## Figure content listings
----
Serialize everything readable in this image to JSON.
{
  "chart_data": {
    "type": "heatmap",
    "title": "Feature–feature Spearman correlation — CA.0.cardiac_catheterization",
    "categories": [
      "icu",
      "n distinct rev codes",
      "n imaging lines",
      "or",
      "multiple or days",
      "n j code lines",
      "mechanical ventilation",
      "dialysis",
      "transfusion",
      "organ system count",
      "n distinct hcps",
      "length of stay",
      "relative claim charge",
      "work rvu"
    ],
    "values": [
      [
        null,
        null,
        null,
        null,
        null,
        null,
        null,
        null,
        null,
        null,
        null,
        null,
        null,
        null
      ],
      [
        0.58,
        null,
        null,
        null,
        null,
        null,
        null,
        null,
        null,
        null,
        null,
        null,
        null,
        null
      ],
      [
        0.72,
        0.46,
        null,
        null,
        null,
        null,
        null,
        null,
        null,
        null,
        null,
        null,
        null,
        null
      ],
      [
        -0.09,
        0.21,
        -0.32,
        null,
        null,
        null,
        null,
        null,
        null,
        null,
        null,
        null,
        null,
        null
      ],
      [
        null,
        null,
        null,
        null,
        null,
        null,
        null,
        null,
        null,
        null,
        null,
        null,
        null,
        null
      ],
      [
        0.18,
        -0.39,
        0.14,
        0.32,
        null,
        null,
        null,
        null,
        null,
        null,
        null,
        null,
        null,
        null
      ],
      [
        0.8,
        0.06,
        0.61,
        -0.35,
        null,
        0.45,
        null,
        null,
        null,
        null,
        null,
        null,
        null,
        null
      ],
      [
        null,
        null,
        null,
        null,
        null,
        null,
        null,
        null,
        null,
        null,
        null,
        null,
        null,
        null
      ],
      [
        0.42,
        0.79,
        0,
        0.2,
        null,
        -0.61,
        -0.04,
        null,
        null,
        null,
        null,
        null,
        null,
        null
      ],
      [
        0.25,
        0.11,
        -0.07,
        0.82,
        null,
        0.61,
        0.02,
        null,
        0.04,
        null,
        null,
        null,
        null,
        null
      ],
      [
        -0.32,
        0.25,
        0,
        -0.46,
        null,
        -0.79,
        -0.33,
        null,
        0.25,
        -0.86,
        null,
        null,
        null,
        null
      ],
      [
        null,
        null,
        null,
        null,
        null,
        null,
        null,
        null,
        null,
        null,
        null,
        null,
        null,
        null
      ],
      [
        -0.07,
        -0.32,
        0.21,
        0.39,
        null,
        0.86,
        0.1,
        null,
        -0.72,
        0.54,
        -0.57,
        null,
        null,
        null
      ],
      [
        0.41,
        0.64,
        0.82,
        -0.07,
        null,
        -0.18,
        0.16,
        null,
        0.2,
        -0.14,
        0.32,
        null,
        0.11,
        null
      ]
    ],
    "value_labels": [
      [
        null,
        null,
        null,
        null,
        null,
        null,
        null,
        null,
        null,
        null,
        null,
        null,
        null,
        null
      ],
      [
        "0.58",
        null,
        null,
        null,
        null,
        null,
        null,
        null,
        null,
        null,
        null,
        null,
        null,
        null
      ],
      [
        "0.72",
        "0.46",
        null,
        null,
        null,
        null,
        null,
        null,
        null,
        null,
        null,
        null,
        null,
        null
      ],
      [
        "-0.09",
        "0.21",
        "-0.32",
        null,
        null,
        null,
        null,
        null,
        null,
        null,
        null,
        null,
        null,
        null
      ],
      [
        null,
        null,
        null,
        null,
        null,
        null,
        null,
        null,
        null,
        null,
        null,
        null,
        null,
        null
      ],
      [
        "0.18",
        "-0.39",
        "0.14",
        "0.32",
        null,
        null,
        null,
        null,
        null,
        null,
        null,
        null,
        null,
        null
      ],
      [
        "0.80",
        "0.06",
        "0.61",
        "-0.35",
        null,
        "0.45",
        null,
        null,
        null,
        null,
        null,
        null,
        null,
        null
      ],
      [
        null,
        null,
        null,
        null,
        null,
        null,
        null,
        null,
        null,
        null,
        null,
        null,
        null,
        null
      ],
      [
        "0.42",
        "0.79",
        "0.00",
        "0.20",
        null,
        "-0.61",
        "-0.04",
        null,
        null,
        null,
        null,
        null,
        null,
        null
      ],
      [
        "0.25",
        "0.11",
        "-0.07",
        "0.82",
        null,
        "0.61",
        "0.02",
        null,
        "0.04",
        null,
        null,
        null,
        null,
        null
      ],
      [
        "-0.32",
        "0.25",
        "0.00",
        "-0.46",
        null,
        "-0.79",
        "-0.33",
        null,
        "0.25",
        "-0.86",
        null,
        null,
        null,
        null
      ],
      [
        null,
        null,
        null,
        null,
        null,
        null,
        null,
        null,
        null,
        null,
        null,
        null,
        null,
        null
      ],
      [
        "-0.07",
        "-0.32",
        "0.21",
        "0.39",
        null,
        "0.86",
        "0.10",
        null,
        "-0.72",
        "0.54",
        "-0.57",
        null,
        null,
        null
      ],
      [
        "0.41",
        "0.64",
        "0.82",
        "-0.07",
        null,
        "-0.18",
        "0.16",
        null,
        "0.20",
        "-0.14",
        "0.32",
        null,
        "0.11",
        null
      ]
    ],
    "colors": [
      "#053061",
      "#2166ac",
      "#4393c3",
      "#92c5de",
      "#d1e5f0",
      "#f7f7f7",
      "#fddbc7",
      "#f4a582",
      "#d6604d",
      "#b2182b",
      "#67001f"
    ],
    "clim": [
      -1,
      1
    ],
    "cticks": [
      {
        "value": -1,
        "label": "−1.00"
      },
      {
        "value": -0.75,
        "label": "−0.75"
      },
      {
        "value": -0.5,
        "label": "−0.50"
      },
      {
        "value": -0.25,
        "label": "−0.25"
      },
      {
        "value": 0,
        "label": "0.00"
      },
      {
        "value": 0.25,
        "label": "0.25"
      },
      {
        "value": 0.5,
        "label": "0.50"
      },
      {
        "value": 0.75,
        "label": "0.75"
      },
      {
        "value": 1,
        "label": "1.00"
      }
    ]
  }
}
----
## PROBLEM TO WORK ON
Find the lines containing "distinct" and list every one of them.

## RESULT FOR THIS TASK
      "n distinct rev codes",
      "n distinct hcps",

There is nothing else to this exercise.